____ DATA EXCERPTS

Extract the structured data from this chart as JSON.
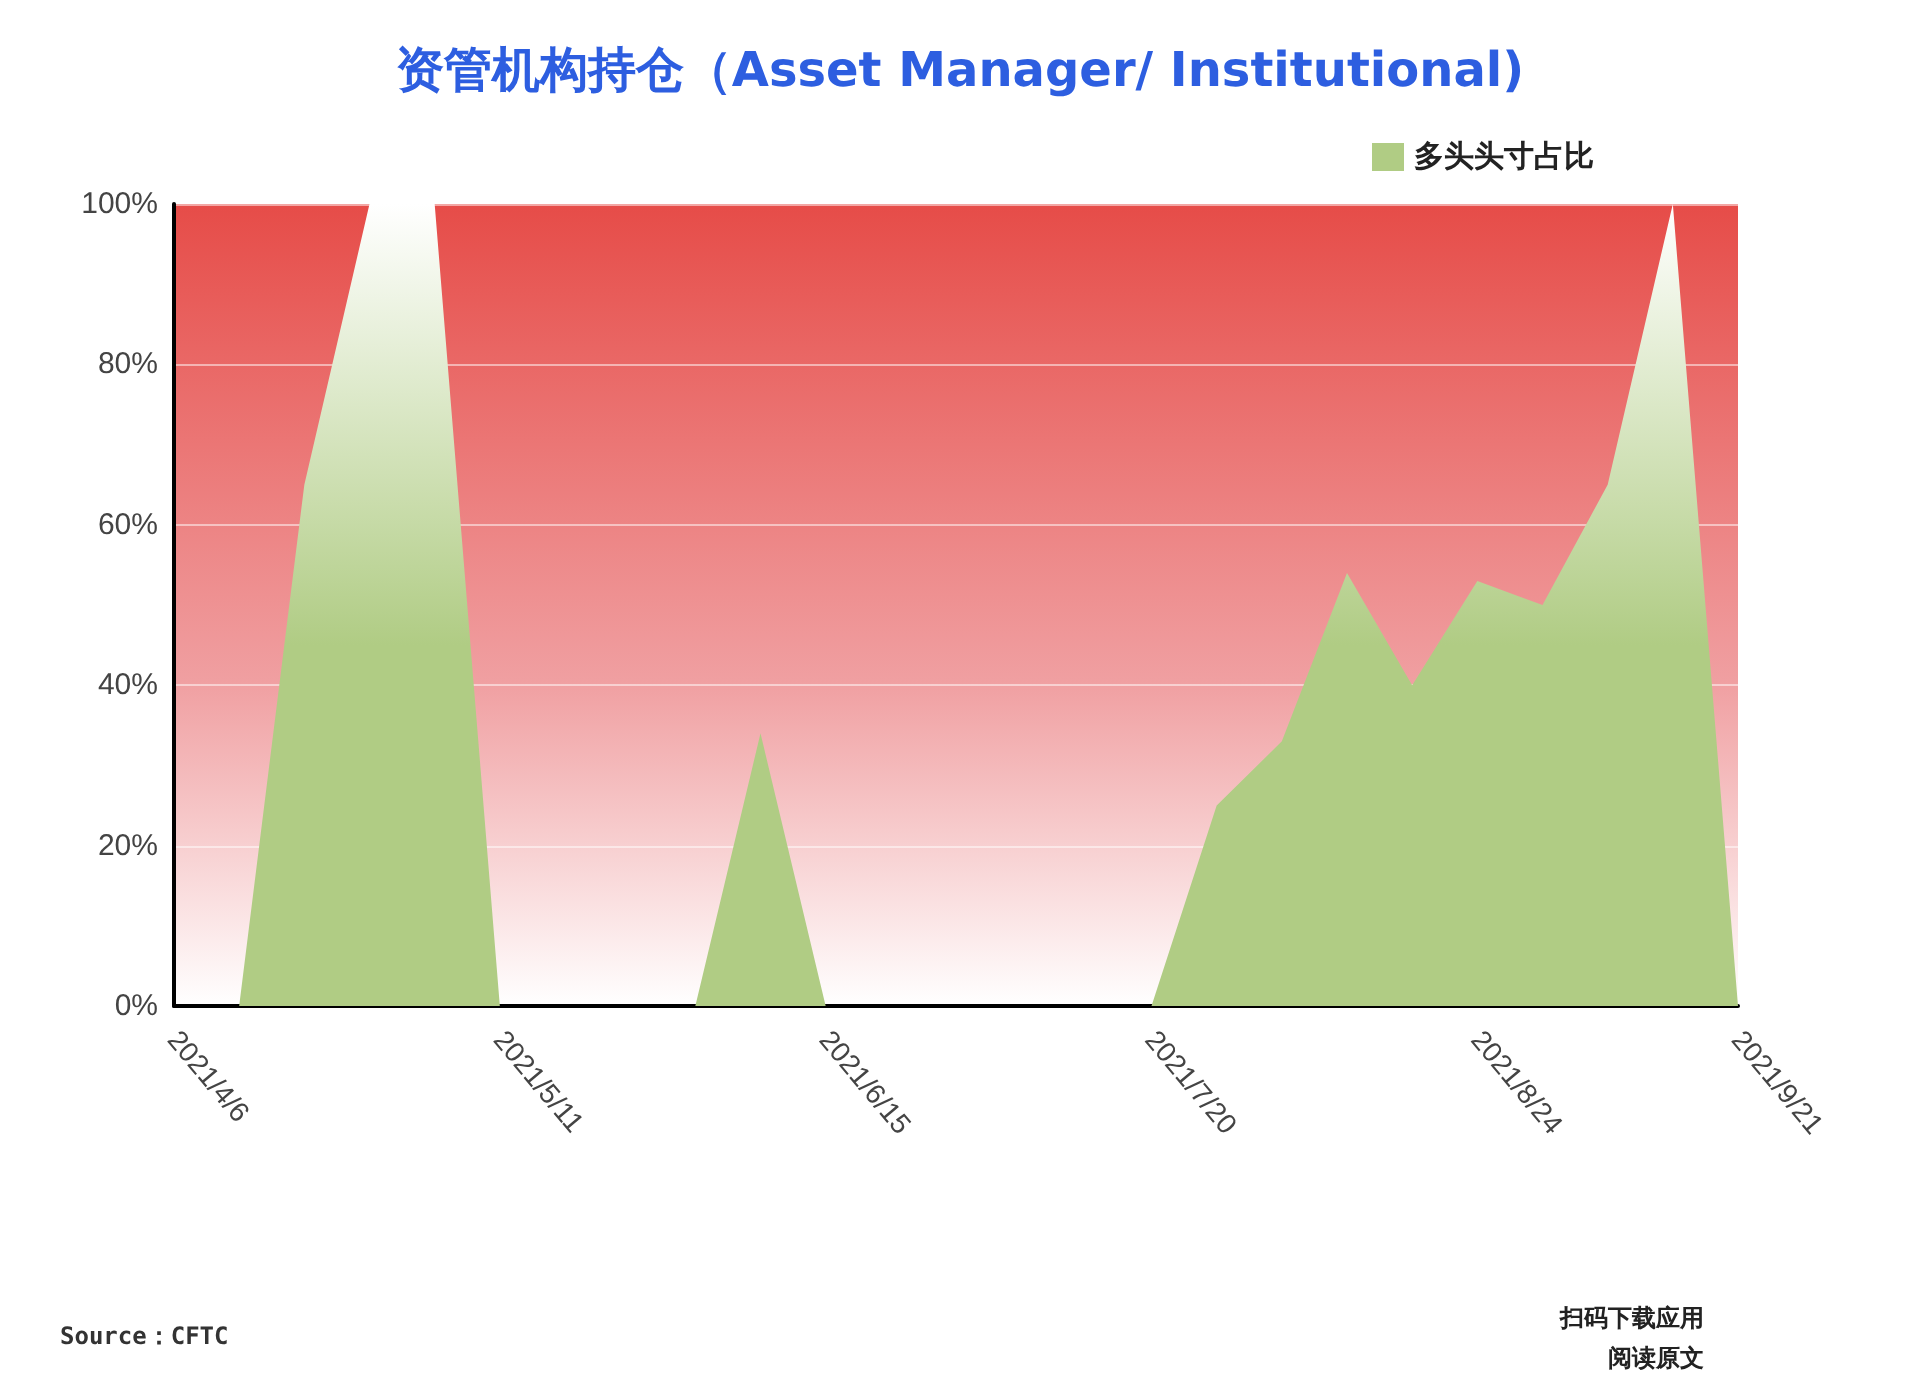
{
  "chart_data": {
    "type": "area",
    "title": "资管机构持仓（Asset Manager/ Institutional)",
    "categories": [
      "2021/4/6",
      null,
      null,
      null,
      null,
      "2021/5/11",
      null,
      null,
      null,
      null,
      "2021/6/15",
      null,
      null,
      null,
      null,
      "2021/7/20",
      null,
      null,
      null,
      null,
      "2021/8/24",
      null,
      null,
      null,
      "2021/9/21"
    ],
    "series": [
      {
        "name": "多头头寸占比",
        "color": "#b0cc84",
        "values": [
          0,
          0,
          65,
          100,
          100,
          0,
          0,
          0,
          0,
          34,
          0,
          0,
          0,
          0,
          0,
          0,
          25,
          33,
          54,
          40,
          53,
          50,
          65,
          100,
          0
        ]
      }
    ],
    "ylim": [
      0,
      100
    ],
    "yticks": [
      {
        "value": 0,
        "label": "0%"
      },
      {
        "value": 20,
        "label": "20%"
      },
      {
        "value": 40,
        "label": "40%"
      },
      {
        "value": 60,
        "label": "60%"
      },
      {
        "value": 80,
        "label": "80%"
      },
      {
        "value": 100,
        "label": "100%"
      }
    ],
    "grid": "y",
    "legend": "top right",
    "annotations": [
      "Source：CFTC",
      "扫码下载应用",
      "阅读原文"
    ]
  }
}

________

### PROBLEM TO SOLVE:
Read the entries and select each line where the word "label" is found.

### WORKED SOLUTION:
        "label": "0%"
        "label": "20%"
        "label": "40%"
        "label": "60%"
        "label": "80%"
        "label": "100%"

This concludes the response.